▶ [Exercise goal]
Locate each line holding the string "text" and copy it.

---------- Material shown

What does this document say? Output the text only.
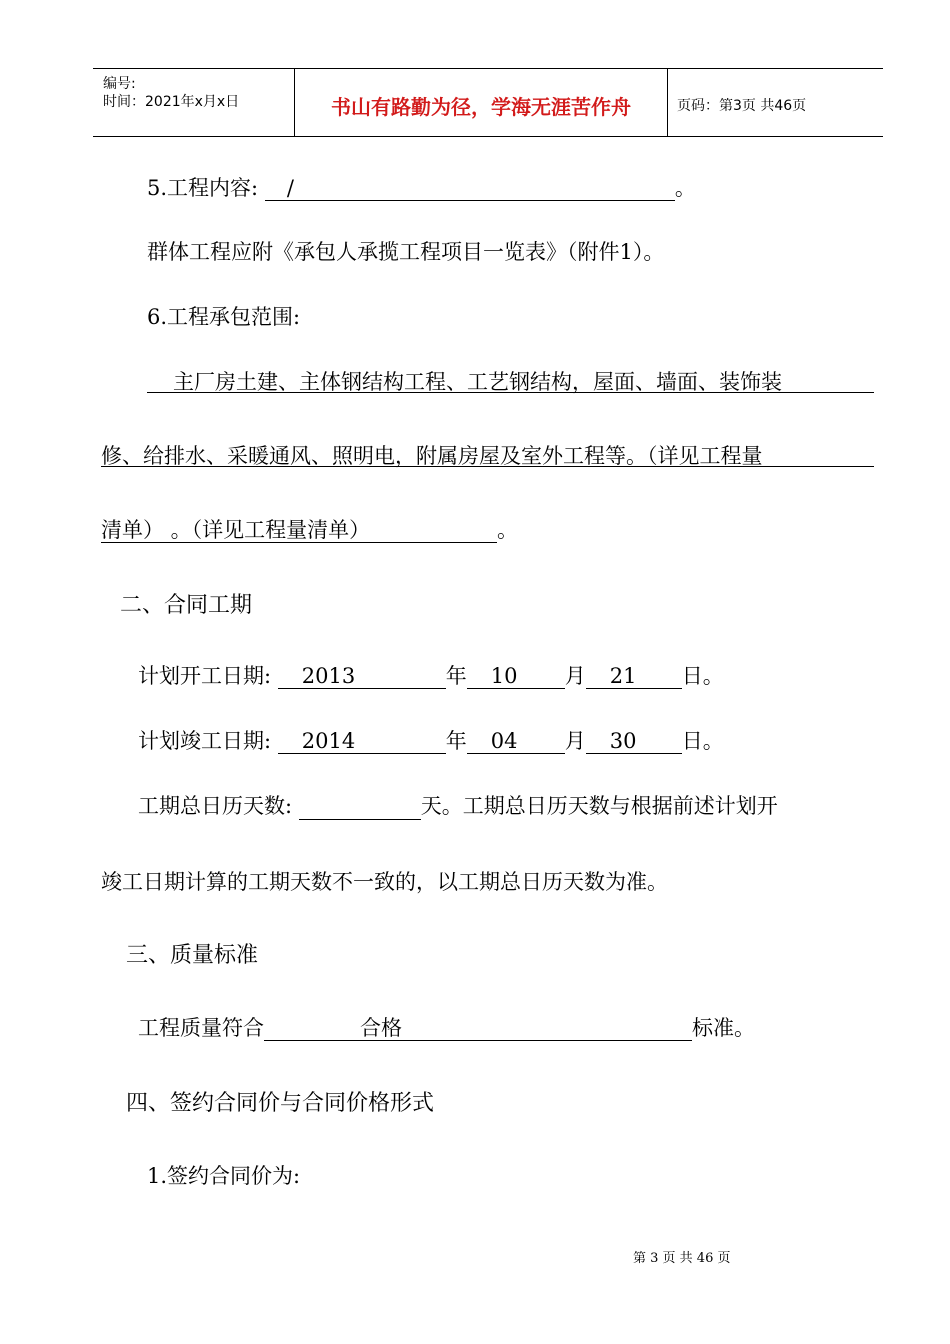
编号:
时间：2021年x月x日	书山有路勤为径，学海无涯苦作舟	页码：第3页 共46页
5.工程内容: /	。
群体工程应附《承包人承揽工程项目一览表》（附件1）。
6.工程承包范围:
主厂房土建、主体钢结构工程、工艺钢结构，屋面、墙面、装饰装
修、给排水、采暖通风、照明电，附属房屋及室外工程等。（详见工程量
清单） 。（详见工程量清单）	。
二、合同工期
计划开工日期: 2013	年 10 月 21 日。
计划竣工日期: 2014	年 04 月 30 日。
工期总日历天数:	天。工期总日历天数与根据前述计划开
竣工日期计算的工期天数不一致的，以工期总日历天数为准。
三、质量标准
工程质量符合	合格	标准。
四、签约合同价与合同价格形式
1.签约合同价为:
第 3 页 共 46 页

--------------------
---------- Material shown

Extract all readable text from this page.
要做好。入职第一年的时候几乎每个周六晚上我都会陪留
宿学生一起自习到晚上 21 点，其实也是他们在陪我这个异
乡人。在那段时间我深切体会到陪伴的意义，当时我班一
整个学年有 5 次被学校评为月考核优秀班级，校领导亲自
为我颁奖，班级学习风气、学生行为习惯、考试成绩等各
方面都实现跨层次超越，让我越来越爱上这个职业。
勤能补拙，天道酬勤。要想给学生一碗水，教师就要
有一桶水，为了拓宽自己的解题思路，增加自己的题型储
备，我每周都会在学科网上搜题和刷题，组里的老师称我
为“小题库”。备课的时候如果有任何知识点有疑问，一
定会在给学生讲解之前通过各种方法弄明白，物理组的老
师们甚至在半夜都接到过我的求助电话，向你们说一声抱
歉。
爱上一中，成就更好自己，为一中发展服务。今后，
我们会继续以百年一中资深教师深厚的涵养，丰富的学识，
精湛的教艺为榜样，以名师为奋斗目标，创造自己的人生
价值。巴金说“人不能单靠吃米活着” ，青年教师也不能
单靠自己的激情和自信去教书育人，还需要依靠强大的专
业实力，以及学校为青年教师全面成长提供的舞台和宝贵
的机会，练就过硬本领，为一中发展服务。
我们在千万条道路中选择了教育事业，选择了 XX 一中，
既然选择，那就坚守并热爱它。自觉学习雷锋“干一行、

--------------------

▶ [Written answer]
What does this document say? Output the text only.
Extract all readable text from this page.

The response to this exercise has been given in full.